__The input__
* * * * * * * * *

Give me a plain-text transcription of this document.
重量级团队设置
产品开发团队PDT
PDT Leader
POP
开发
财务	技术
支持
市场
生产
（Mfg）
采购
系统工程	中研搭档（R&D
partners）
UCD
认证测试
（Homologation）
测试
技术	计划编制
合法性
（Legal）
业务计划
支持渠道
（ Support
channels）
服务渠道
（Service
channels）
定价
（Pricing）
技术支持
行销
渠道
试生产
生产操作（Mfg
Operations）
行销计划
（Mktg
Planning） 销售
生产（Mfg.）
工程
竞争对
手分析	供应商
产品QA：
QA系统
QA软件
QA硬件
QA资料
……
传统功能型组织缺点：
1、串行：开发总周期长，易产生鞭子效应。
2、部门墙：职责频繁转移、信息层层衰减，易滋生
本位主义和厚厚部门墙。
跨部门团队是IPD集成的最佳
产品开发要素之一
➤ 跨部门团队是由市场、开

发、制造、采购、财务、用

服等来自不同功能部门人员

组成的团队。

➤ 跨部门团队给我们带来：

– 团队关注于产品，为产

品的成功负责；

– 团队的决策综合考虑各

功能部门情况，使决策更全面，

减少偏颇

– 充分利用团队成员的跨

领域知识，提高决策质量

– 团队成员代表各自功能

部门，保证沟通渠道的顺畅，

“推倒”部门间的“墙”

* * * * * * * * *

__Written problem__
Retype the data exactly as given.

__Task output__
Give me a plain-text transcription of this document.
重量级团队设置
产品开发团队PDT
PDT Leader
POP
开发
财务	技术
支持
市场
生产
（Mfg）
采购
系统工程	中研搭档（R&D
partners）
UCD
认证测试
（Homologation）
测试
技术	计划编制
合法性
（Legal）
业务计划
支持渠道
（ Support
channels）
服务渠道
（Service
channels）
定价
（Pricing）
技术支持
行销
渠道
试生产
生产操作（Mfg
Operations）
行销计划
（Mktg
Planning） 销售
生产（Mfg.）
工程
竞争对
手分析	供应商
产品QA：
QA系统
QA软件
QA硬件
QA资料
……
传统功能型组织缺点：
1、串行：开发总周期长，易产生鞭子效应。
2、部门墙：职责频繁转移、信息层层衰减，易滋生
本位主义和厚厚部门墙。
跨部门团队是IPD集成的最佳
产品开发要素之一
➤ 跨部门团队是由市场、开

发、制造、采购、财务、用

服等来自不同功能部门人员

组成的团队。

➤ 跨部门团队给我们带来：

– 团队关注于产品，为产

品的成功负责；

– 团队的决策综合考虑各

功能部门情况，使决策更全面，

减少偏颇

– 充分利用团队成员的跨

领域知识，提高决策质量

– 团队成员代表各自功能

部门，保证沟通渠道的顺畅，

“推倒”部门间的“墙”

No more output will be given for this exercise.